Do this:
Determine the number of lines containing the word "Шевченка". Reply with it and nothing else.

▽

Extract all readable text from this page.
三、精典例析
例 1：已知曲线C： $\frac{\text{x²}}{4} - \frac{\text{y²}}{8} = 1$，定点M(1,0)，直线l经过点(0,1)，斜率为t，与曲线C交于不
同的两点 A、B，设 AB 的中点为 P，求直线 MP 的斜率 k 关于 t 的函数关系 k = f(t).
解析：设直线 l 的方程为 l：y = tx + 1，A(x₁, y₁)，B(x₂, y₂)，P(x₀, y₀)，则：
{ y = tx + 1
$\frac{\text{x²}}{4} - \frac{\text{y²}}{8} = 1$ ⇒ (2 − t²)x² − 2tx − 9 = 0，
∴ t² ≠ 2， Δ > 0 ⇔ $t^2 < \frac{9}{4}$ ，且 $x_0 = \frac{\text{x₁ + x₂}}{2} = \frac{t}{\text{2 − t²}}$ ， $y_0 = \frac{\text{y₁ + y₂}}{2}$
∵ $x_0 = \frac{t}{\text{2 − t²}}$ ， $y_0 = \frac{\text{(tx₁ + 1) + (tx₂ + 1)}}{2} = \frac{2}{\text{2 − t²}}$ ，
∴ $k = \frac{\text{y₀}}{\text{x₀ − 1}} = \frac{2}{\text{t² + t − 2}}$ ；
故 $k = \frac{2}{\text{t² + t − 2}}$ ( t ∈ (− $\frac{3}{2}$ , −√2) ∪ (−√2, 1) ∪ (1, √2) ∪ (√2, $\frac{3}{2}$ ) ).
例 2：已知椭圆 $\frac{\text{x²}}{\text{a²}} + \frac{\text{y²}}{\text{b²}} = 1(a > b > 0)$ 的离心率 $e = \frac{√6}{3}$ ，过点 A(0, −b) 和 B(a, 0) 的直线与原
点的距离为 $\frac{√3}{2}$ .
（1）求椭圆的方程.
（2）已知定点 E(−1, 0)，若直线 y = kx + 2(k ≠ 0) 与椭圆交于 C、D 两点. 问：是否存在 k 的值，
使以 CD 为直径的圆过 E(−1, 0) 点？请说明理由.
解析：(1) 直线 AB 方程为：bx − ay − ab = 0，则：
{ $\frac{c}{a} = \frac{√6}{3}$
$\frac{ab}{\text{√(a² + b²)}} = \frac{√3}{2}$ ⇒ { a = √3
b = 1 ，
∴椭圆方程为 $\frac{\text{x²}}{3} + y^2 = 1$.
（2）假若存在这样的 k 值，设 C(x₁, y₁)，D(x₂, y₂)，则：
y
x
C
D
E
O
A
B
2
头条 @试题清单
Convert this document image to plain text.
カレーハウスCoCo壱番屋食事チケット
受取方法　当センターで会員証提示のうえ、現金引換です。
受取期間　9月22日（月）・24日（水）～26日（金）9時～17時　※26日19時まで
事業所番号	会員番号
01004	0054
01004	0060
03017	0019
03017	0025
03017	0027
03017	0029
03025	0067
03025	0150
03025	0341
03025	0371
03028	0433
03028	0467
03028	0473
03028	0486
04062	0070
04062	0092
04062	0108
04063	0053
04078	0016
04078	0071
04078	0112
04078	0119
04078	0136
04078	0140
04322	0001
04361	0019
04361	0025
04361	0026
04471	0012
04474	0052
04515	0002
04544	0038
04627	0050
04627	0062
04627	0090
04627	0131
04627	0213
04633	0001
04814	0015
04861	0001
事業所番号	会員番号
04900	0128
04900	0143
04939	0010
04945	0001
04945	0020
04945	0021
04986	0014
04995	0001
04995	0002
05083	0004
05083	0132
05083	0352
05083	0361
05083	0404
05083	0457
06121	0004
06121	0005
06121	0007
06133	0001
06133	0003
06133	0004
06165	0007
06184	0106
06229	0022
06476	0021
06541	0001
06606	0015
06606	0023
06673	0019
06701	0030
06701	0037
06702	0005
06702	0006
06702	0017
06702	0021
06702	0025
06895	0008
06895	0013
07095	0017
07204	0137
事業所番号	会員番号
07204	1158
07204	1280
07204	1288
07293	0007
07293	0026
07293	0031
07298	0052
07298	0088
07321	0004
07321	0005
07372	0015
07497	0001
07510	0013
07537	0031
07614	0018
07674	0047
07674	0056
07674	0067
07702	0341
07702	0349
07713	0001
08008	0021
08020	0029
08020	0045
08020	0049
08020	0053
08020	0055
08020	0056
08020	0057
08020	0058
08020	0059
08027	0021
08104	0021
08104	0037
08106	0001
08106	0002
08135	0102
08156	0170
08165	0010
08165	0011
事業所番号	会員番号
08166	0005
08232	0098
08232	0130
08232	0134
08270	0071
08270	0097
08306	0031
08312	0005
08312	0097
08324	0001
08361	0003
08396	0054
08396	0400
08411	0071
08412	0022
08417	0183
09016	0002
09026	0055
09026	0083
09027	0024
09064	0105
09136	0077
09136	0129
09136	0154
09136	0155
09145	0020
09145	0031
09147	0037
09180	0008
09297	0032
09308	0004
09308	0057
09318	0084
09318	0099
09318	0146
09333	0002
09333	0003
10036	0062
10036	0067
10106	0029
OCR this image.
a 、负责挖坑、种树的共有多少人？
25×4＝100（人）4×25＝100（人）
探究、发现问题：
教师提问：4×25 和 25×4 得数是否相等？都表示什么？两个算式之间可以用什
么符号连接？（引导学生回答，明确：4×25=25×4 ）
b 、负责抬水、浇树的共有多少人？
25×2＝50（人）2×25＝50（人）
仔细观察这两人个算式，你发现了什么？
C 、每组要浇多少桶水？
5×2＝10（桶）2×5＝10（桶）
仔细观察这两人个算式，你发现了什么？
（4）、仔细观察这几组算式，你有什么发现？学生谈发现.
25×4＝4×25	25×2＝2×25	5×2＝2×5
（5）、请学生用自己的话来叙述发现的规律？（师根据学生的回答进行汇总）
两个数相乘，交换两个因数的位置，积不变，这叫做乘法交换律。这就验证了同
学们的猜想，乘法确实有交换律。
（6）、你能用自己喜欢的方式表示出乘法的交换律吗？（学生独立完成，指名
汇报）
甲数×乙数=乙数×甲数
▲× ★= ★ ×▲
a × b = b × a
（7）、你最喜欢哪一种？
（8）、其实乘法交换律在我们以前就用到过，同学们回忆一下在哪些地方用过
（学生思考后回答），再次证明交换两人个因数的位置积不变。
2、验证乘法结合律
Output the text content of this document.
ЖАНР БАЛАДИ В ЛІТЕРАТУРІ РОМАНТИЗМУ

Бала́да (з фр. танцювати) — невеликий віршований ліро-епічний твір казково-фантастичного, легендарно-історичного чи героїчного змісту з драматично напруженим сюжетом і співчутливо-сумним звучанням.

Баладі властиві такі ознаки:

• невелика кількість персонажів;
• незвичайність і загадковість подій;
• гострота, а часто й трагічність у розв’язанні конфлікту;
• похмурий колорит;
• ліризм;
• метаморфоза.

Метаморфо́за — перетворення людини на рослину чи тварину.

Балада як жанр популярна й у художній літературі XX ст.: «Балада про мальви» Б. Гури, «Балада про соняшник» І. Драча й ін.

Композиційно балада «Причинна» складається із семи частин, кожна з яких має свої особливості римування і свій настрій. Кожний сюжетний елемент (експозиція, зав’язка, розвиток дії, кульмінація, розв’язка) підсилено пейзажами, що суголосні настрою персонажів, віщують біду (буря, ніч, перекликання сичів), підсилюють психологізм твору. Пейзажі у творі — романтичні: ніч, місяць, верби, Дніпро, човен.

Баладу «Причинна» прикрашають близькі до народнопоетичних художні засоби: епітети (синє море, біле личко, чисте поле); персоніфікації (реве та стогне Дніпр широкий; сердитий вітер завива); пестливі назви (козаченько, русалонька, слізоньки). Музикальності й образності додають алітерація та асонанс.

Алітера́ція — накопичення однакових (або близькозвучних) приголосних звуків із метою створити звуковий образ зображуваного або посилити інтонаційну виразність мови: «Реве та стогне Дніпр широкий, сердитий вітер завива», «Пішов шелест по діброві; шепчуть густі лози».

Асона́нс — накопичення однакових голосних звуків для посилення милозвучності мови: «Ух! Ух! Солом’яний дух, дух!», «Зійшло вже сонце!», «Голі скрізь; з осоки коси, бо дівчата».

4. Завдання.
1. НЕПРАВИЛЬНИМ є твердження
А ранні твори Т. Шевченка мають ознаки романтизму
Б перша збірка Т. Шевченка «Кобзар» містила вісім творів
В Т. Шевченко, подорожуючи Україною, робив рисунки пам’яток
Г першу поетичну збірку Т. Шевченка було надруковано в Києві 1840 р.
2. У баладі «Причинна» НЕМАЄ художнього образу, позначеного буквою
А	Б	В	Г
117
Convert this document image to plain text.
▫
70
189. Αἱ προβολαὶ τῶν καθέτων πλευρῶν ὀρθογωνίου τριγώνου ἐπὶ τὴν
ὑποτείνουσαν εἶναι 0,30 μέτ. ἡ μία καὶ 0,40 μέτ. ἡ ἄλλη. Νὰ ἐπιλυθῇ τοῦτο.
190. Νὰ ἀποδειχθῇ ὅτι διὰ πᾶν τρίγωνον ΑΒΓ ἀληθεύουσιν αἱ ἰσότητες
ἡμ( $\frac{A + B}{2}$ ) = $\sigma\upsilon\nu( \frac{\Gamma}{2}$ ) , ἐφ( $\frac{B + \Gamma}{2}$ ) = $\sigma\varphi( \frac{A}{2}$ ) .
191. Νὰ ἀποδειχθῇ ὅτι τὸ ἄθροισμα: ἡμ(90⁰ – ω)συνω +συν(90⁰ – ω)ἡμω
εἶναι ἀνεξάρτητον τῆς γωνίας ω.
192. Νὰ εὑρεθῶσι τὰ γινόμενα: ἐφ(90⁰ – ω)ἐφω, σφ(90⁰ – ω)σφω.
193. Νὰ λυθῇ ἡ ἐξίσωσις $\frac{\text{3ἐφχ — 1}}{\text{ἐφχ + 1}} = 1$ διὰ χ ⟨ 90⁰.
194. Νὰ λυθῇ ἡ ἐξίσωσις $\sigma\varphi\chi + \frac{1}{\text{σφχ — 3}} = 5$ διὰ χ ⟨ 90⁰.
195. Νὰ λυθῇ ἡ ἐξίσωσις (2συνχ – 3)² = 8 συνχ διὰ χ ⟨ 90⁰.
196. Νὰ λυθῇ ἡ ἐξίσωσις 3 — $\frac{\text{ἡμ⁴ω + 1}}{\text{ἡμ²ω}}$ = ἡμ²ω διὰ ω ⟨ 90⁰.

△

Worked answer:
3